- _STORED ROWS_
-*-

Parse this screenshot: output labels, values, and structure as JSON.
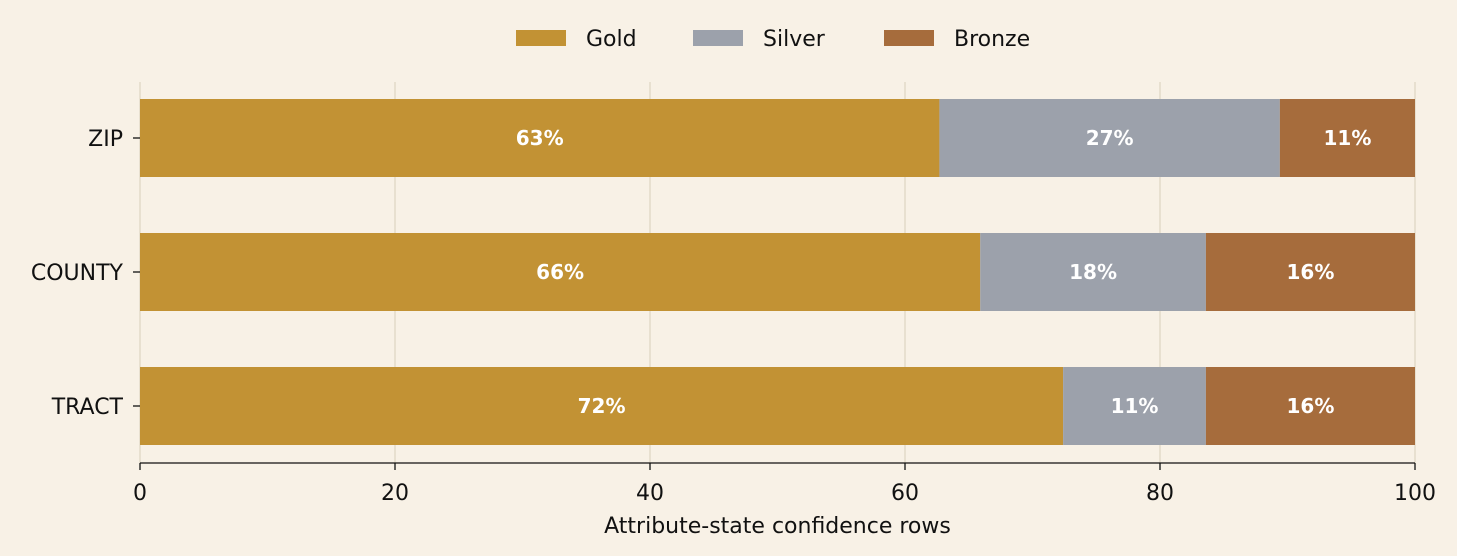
{
  "chart_data": {
    "type": "bar",
    "orientation": "horizontal",
    "stacked": true,
    "categories": [
      "ZIP",
      "COUNTY",
      "TRACT"
    ],
    "series": [
      {
        "name": "Gold",
        "color": "#c29234",
        "values": [
          62.7,
          65.9,
          72.4
        ],
        "labels": [
          "63%",
          "66%",
          "72%"
        ]
      },
      {
        "name": "Silver",
        "color": "#9ca1ab",
        "values": [
          26.7,
          17.7,
          11.2
        ],
        "labels": [
          "27%",
          "18%",
          "11%"
        ]
      },
      {
        "name": "Bronze",
        "color": "#a66c3c",
        "values": [
          10.6,
          16.4,
          16.4
        ],
        "labels": [
          "11%",
          "16%",
          "16%"
        ]
      }
    ],
    "xlabel": "Attribute-state confidence rows",
    "xlim": [
      0,
      100
    ],
    "xticks": [
      0,
      20,
      40,
      60,
      80,
      100
    ],
    "grid": "vertical",
    "legend": "top-center"
  }
}
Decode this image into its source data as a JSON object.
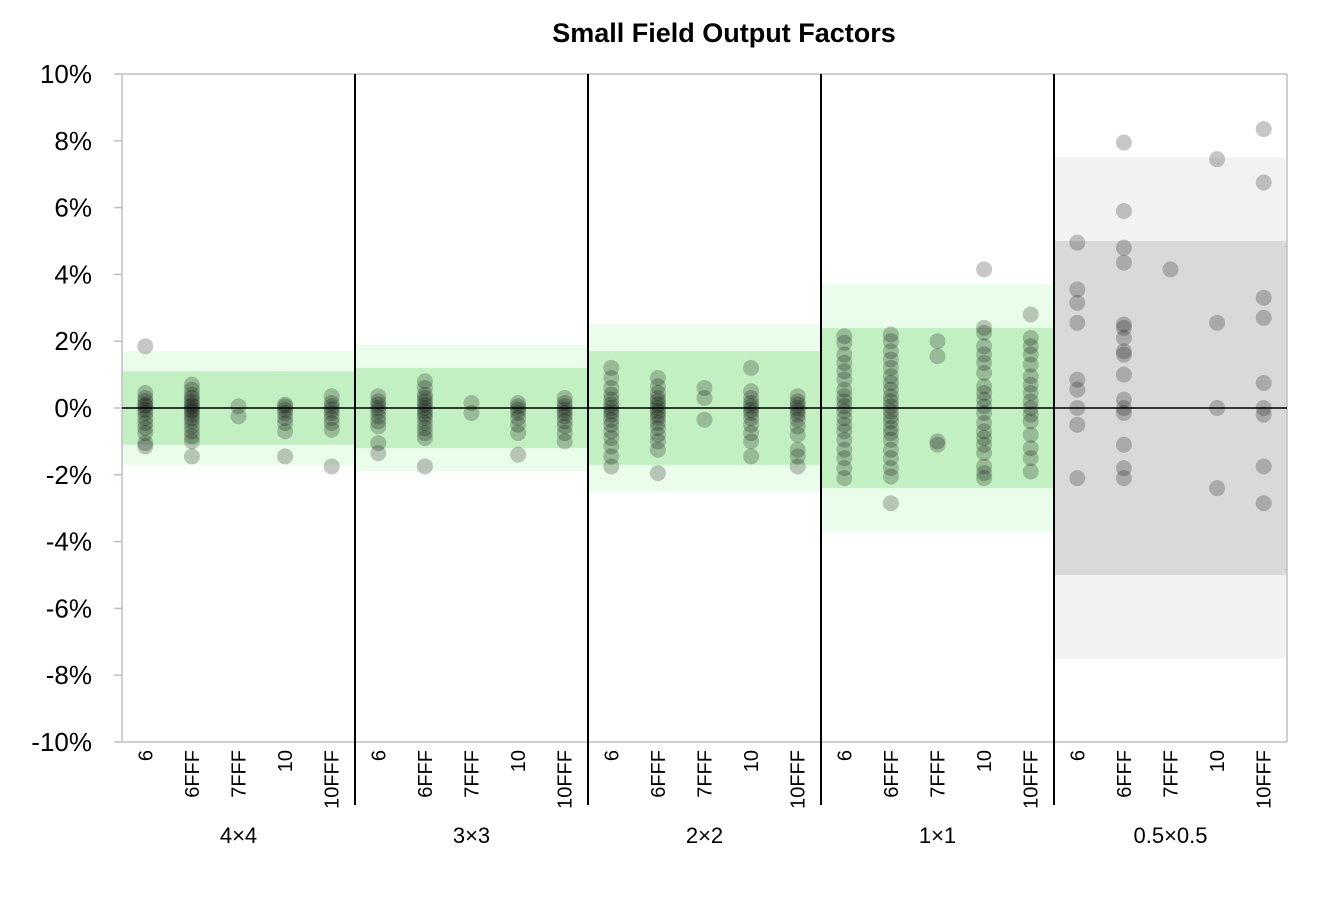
{
  "chart_data": {
    "type": "scatter",
    "title": "Small Field Output Factors",
    "xlabel": "",
    "ylabel": "",
    "ylim": [
      -10,
      10
    ],
    "ytick_values": [
      -10,
      -8,
      -6,
      -4,
      -2,
      0,
      2,
      4,
      6,
      8,
      10
    ],
    "ytick_labels": [
      "-10%",
      "-8%",
      "-6%",
      "-4%",
      "-2%",
      "0%",
      "2%",
      "4%",
      "6%",
      "8%",
      "10%"
    ],
    "energies": [
      "6",
      "6FFF",
      "7FFF",
      "10",
      "10FFF"
    ],
    "grid": false,
    "legend": "none",
    "marker_color": "#000000",
    "colors": {
      "inner_band": "#c2f0c2",
      "outer_band": "#eafdea",
      "inner_band_small": "#d9d9d9",
      "outer_band_small": "#f2f2f2",
      "divider": "#000000"
    },
    "groups": [
      {
        "name": "4×4",
        "inner_band": [
          -1.1,
          1.1
        ],
        "outer_band": [
          -1.7,
          1.7
        ],
        "band_style": "green",
        "series": [
          {
            "energy": "6",
            "values": [
              1.85,
              0.45,
              0.3,
              0.2,
              0.1,
              0.05,
              -0.05,
              -0.15,
              -0.3,
              -0.45,
              -0.6,
              -0.75,
              -1.05,
              -1.15
            ]
          },
          {
            "energy": "6FFF",
            "values": [
              0.7,
              0.55,
              0.4,
              0.3,
              0.2,
              0.1,
              0.05,
              -0.05,
              -0.1,
              -0.2,
              -0.3,
              -0.4,
              -0.55,
              -0.7,
              -0.85,
              -1.0,
              -1.45
            ]
          },
          {
            "energy": "7FFF",
            "values": [
              0.05,
              -0.25
            ]
          },
          {
            "energy": "10",
            "values": [
              0.1,
              0.05,
              -0.05,
              -0.15,
              -0.3,
              -0.45,
              -0.7,
              -1.45
            ]
          },
          {
            "energy": "10FFF",
            "values": [
              0.35,
              0.15,
              0.05,
              -0.05,
              -0.15,
              -0.3,
              -0.45,
              -0.65,
              -1.75
            ]
          }
        ]
      },
      {
        "name": "3×3",
        "inner_band": [
          -1.2,
          1.2
        ],
        "outer_band": [
          -1.9,
          1.9
        ],
        "band_style": "green",
        "series": [
          {
            "energy": "6",
            "values": [
              0.35,
              0.2,
              0.1,
              0.0,
              -0.1,
              -0.25,
              -0.4,
              -0.55,
              -1.05,
              -1.35
            ]
          },
          {
            "energy": "6FFF",
            "values": [
              0.8,
              0.6,
              0.4,
              0.3,
              0.2,
              0.1,
              0.0,
              -0.1,
              -0.2,
              -0.3,
              -0.45,
              -0.6,
              -0.75,
              -0.9,
              -1.75
            ]
          },
          {
            "energy": "7FFF",
            "values": [
              0.15,
              -0.15
            ]
          },
          {
            "energy": "10",
            "values": [
              0.15,
              0.05,
              -0.05,
              -0.15,
              -0.3,
              -0.5,
              -0.75,
              -1.4
            ]
          },
          {
            "energy": "10FFF",
            "values": [
              0.3,
              0.15,
              0.05,
              -0.05,
              -0.15,
              -0.25,
              -0.4,
              -0.55,
              -0.75,
              -1.0
            ]
          }
        ]
      },
      {
        "name": "2×2",
        "inner_band": [
          -1.7,
          1.7
        ],
        "outer_band": [
          -2.5,
          2.5
        ],
        "band_style": "green",
        "series": [
          {
            "energy": "6",
            "values": [
              1.2,
              0.9,
              0.6,
              0.4,
              0.25,
              0.1,
              0.0,
              -0.1,
              -0.2,
              -0.35,
              -0.5,
              -0.7,
              -0.9,
              -1.15,
              -1.45,
              -1.75
            ]
          },
          {
            "energy": "6FFF",
            "values": [
              0.9,
              0.65,
              0.45,
              0.3,
              0.2,
              0.1,
              0.0,
              -0.1,
              -0.2,
              -0.3,
              -0.45,
              -0.6,
              -0.8,
              -1.0,
              -1.25,
              -1.95
            ]
          },
          {
            "energy": "7FFF",
            "values": [
              0.6,
              0.3,
              -0.35
            ]
          },
          {
            "energy": "10",
            "values": [
              1.2,
              0.5,
              0.3,
              0.15,
              0.05,
              -0.05,
              -0.15,
              -0.3,
              -0.5,
              -0.75,
              -1.0,
              -1.45
            ]
          },
          {
            "energy": "10FFF",
            "values": [
              0.35,
              0.2,
              0.1,
              0.0,
              -0.1,
              -0.2,
              -0.35,
              -0.55,
              -0.8,
              -1.25,
              -1.45,
              -1.75
            ]
          }
        ]
      },
      {
        "name": "1×1",
        "inner_band": [
          -2.4,
          2.4
        ],
        "outer_band": [
          -3.7,
          3.7
        ],
        "band_style": "green",
        "series": [
          {
            "energy": "6",
            "values": [
              2.15,
              1.95,
              1.6,
              1.35,
              1.1,
              0.85,
              0.55,
              0.35,
              0.2,
              0.05,
              -0.1,
              -0.3,
              -0.5,
              -0.7,
              -0.95,
              -1.25,
              -1.5,
              -1.8,
              -2.1
            ]
          },
          {
            "energy": "6FFF",
            "values": [
              2.2,
              2.0,
              1.7,
              1.45,
              1.2,
              0.95,
              0.75,
              0.55,
              0.35,
              0.2,
              0.05,
              -0.1,
              -0.25,
              -0.4,
              -0.6,
              -0.75,
              -0.95,
              -1.25,
              -1.5,
              -1.8,
              -2.05,
              -2.85
            ]
          },
          {
            "energy": "7FFF",
            "values": [
              2.0,
              1.55,
              -1.0,
              -1.1
            ]
          },
          {
            "energy": "10",
            "values": [
              4.15,
              2.4,
              2.25,
              1.85,
              1.6,
              1.35,
              1.05,
              0.65,
              0.45,
              0.25,
              0.05,
              -0.15,
              -0.45,
              -0.7,
              -0.9,
              -1.1,
              -1.35,
              -1.75,
              -1.95,
              -2.1
            ]
          },
          {
            "energy": "10FFF",
            "values": [
              2.8,
              2.1,
              1.85,
              1.6,
              1.3,
              0.95,
              0.7,
              0.45,
              0.2,
              0.0,
              -0.2,
              -0.4,
              -0.8,
              -1.2,
              -1.5,
              -1.9
            ]
          }
        ]
      },
      {
        "name": "0.5×0.5",
        "inner_band": [
          -5,
          5
        ],
        "outer_band": [
          -7.5,
          7.5
        ],
        "band_style": "gray",
        "series": [
          {
            "energy": "6",
            "values": [
              4.95,
              3.55,
              3.15,
              2.55,
              0.85,
              0.55,
              0.0,
              -0.5,
              -2.1
            ]
          },
          {
            "energy": "6FFF",
            "values": [
              7.95,
              5.9,
              4.8,
              4.35,
              2.5,
              2.4,
              2.1,
              1.7,
              1.6,
              1.0,
              0.25,
              0.0,
              -0.15,
              -1.1,
              -1.8,
              -2.1
            ]
          },
          {
            "energy": "7FFF",
            "values": [
              4.15
            ]
          },
          {
            "energy": "10",
            "values": [
              7.45,
              2.55,
              0.0,
              -2.4
            ]
          },
          {
            "energy": "10FFF",
            "values": [
              8.35,
              6.75,
              3.3,
              2.7,
              0.75,
              0.0,
              -0.2,
              -1.75,
              -2.85
            ]
          }
        ]
      }
    ]
  }
}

-*-

- _TO DO_
Scan the lines for the string "JSON". Copy out each line that matches.

- _WORKED ANSWER_
Parse this screenshot: output labels, values, and structure as JSON.
Decode this image into its source data as a JSON object.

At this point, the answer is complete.